Task material —
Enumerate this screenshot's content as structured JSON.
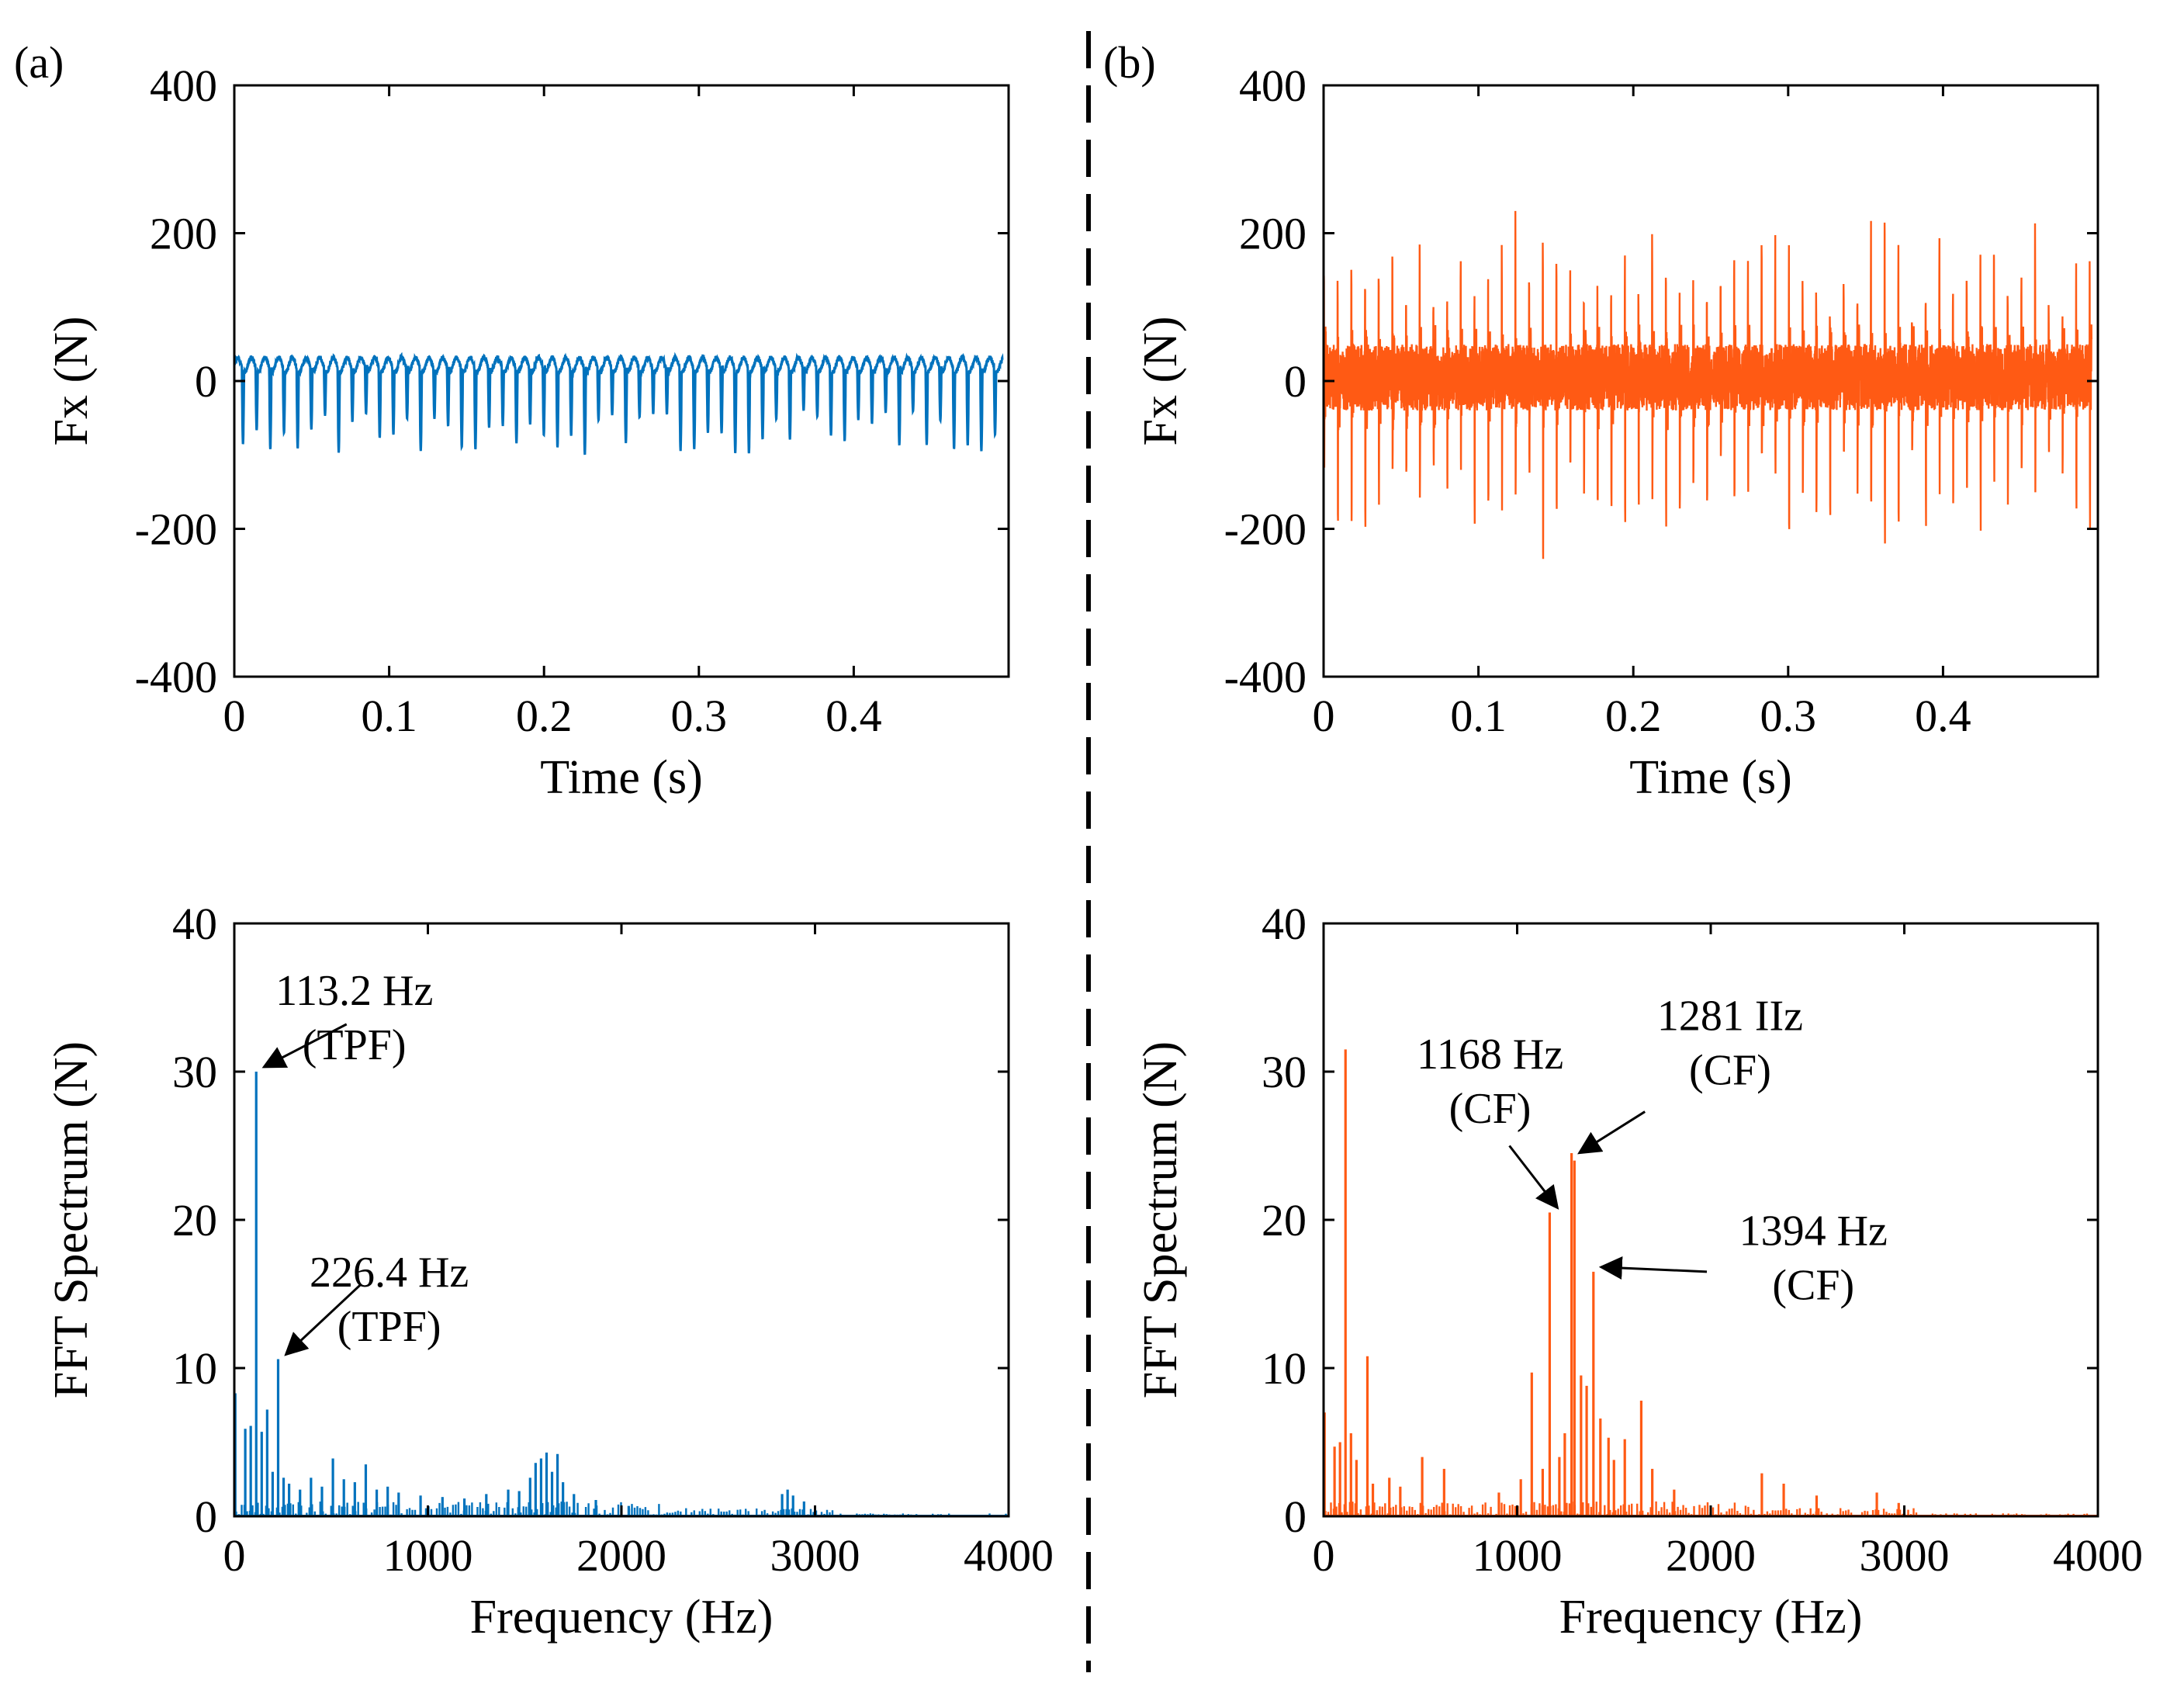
{
  "colors": {
    "blue": "#0072BD",
    "orange": "#FF5A14",
    "axis": "#000000"
  },
  "panel_labels": {
    "a": "(a)",
    "b": "(b)"
  },
  "chart_data": [
    {
      "id": "a-time",
      "type": "line",
      "series_name": "Fx (a)",
      "color_key": "blue",
      "xlabel": "Time (s)",
      "ylabel": "Fx (N)",
      "xlim": [
        0,
        0.5
      ],
      "ylim": [
        -400,
        400
      ],
      "xticks": [
        0,
        0.1,
        0.2,
        0.3,
        0.4
      ],
      "xtick_labels": [
        "0",
        "0.1",
        "0.2",
        "0.3",
        "0.4"
      ],
      "yticks": [
        -400,
        -200,
        0,
        200,
        400
      ],
      "ytick_labels": [
        "-400",
        "-200",
        "0",
        "200",
        "400"
      ],
      "signal": {
        "kind": "periodic",
        "period_s": 0.00883,
        "baseline": 22,
        "upper_peak": 38,
        "dip_min": -100,
        "dip_max": -40,
        "noise": 6
      },
      "annotations": []
    },
    {
      "id": "b-time",
      "type": "line",
      "series_name": "Fx (b)",
      "color_key": "orange",
      "xlabel": "Time (s)",
      "ylabel": "Fx (N)",
      "xlim": [
        0,
        0.5
      ],
      "ylim": [
        -400,
        400
      ],
      "xticks": [
        0,
        0.1,
        0.2,
        0.3,
        0.4
      ],
      "xtick_labels": [
        "0",
        "0.1",
        "0.2",
        "0.3",
        "0.4"
      ],
      "yticks": [
        -400,
        -200,
        0,
        200,
        400
      ],
      "ytick_labels": [
        "-400",
        "-200",
        "0",
        "200",
        "400"
      ],
      "signal": {
        "kind": "spiky",
        "period_s": 0.00883,
        "baseline": 5,
        "band": 45,
        "pos_min": 120,
        "pos_max": 240,
        "neg_min": -245,
        "neg_max": -150
      },
      "annotations": []
    },
    {
      "id": "a-fft",
      "type": "bar",
      "series_name": "FFT (a)",
      "color_key": "blue",
      "xlabel": "Frequency (Hz)",
      "ylabel": "FFT Spectrum (N)",
      "xlim": [
        0,
        4000
      ],
      "ylim": [
        0,
        40
      ],
      "xticks": [
        0,
        1000,
        2000,
        3000,
        4000
      ],
      "xtick_labels": [
        "0",
        "1000",
        "2000",
        "3000",
        "4000"
      ],
      "yticks": [
        0,
        10,
        20,
        30,
        40
      ],
      "ytick_labels": [
        "0",
        "10",
        "20",
        "30",
        "40"
      ],
      "peaks": [
        {
          "f": 5,
          "v": 8.3
        },
        {
          "f": 56.6,
          "v": 5.9
        },
        {
          "f": 84.9,
          "v": 6.1
        },
        {
          "f": 113.2,
          "v": 30.0
        },
        {
          "f": 141.5,
          "v": 5.7
        },
        {
          "f": 169.8,
          "v": 7.2
        },
        {
          "f": 198.1,
          "v": 3.0
        },
        {
          "f": 226.4,
          "v": 10.6
        },
        {
          "f": 254.7,
          "v": 2.6
        },
        {
          "f": 283,
          "v": 2.2
        },
        {
          "f": 339.6,
          "v": 1.8
        },
        {
          "f": 396.2,
          "v": 2.6
        },
        {
          "f": 452.8,
          "v": 2.0
        },
        {
          "f": 509.4,
          "v": 3.9
        },
        {
          "f": 566,
          "v": 2.5
        },
        {
          "f": 622.6,
          "v": 2.3
        },
        {
          "f": 679.2,
          "v": 3.5
        },
        {
          "f": 735.8,
          "v": 1.8
        },
        {
          "f": 792.4,
          "v": 2.0
        },
        {
          "f": 849,
          "v": 1.6
        },
        {
          "f": 962.2,
          "v": 1.4
        },
        {
          "f": 1075.4,
          "v": 1.3
        },
        {
          "f": 1188.6,
          "v": 1.2
        },
        {
          "f": 1301.8,
          "v": 1.5
        },
        {
          "f": 1415,
          "v": 1.8
        },
        {
          "f": 1471.6,
          "v": 1.7
        },
        {
          "f": 1528.2,
          "v": 2.6
        },
        {
          "f": 1556.5,
          "v": 3.6
        },
        {
          "f": 1584.8,
          "v": 3.9
        },
        {
          "f": 1613.1,
          "v": 4.3
        },
        {
          "f": 1641.4,
          "v": 3.0
        },
        {
          "f": 1669.7,
          "v": 4.2
        },
        {
          "f": 1698,
          "v": 2.3
        },
        {
          "f": 1754.6,
          "v": 1.5
        },
        {
          "f": 1867.8,
          "v": 1.1
        },
        {
          "f": 2037.6,
          "v": 0.7
        },
        {
          "f": 2830,
          "v": 1.5
        },
        {
          "f": 2858.3,
          "v": 1.8
        },
        {
          "f": 2886.6,
          "v": 1.4
        },
        {
          "f": 2943.2,
          "v": 1.0
        }
      ],
      "floor": {
        "max": 1.0,
        "density_step_hz": 14
      },
      "annotations": [
        {
          "lines": [
            "113.2 Hz",
            "(TPF)"
          ],
          "target": [
            113.2,
            30.0
          ],
          "text_at": [
            620,
            34.5
          ],
          "tail": [
            580,
            33.2
          ]
        },
        {
          "lines": [
            "226.4 Hz",
            "(TPF)"
          ],
          "target": [
            226.4,
            10.6
          ],
          "text_at": [
            800,
            15.5
          ],
          "tail": [
            650,
            15.6
          ]
        }
      ]
    },
    {
      "id": "b-fft",
      "type": "bar",
      "series_name": "FFT (b)",
      "color_key": "orange",
      "xlabel": "Frequency (Hz)",
      "ylabel": "FFT Spectrum (N)",
      "xlim": [
        0,
        4000
      ],
      "ylim": [
        0,
        40
      ],
      "xticks": [
        0,
        1000,
        2000,
        3000,
        4000
      ],
      "xtick_labels": [
        "0",
        "1000",
        "2000",
        "3000",
        "4000"
      ],
      "yticks": [
        0,
        10,
        20,
        30,
        40
      ],
      "ytick_labels": [
        "0",
        "10",
        "20",
        "30",
        "40"
      ],
      "peaks": [
        {
          "f": 5,
          "v": 7.0
        },
        {
          "f": 56.6,
          "v": 4.7
        },
        {
          "f": 84.9,
          "v": 5.0
        },
        {
          "f": 113.2,
          "v": 31.5
        },
        {
          "f": 141.5,
          "v": 5.6
        },
        {
          "f": 169.8,
          "v": 3.8
        },
        {
          "f": 226.4,
          "v": 10.8
        },
        {
          "f": 254.7,
          "v": 2.2
        },
        {
          "f": 339.6,
          "v": 2.6
        },
        {
          "f": 396.2,
          "v": 2.0
        },
        {
          "f": 509.4,
          "v": 4.0
        },
        {
          "f": 622.6,
          "v": 3.2
        },
        {
          "f": 905.6,
          "v": 1.6
        },
        {
          "f": 1018.8,
          "v": 2.5
        },
        {
          "f": 1075.4,
          "v": 9.7
        },
        {
          "f": 1131.9,
          "v": 3.2
        },
        {
          "f": 1168,
          "v": 20.5
        },
        {
          "f": 1218,
          "v": 4.0
        },
        {
          "f": 1246,
          "v": 5.6
        },
        {
          "f": 1281,
          "v": 24.5
        },
        {
          "f": 1296,
          "v": 24.0
        },
        {
          "f": 1330,
          "v": 9.5
        },
        {
          "f": 1359,
          "v": 8.8
        },
        {
          "f": 1394,
          "v": 16.5
        },
        {
          "f": 1430,
          "v": 6.6
        },
        {
          "f": 1472,
          "v": 5.3
        },
        {
          "f": 1500,
          "v": 3.8
        },
        {
          "f": 1556,
          "v": 5.2
        },
        {
          "f": 1641,
          "v": 7.8
        },
        {
          "f": 1698,
          "v": 3.2
        },
        {
          "f": 1811,
          "v": 1.8
        },
        {
          "f": 2264,
          "v": 2.9
        },
        {
          "f": 2377,
          "v": 2.2
        },
        {
          "f": 2547,
          "v": 1.4
        },
        {
          "f": 2858,
          "v": 1.6
        },
        {
          "f": 2971,
          "v": 0.9
        }
      ],
      "floor": {
        "max": 1.0,
        "density_step_hz": 14
      },
      "annotations": [
        {
          "lines": [
            "1168 Hz",
            "(CF)"
          ],
          "target": [
            1168,
            20.5
          ],
          "text_at": [
            860,
            30.2
          ],
          "tail": [
            960,
            25.0
          ]
        },
        {
          "lines": [
            "1281 IIz",
            "(CF)"
          ],
          "target": [
            1281,
            24.2
          ],
          "text_at": [
            2100,
            32.8
          ],
          "tail": [
            1660,
            27.3
          ]
        },
        {
          "lines": [
            "1394 Hz",
            "(CF)"
          ],
          "target": [
            1394,
            16.5
          ],
          "text_at": [
            2530,
            18.3
          ],
          "tail": [
            1980,
            16.5
          ]
        }
      ]
    }
  ]
}
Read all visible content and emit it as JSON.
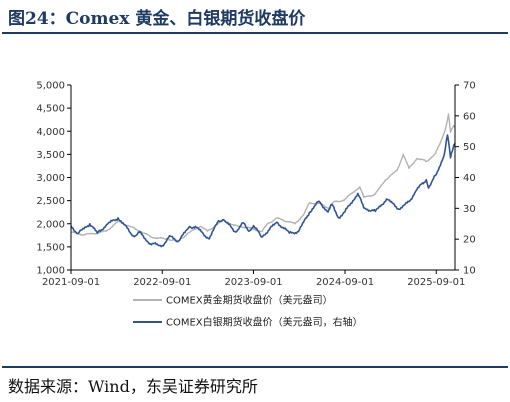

Task goal — Using the material above, copy every line in which the string "JSON" occurs.

Task result —
Enumerate this screenshot's content as structured JSON.
Read all visible content and emit it as JSON.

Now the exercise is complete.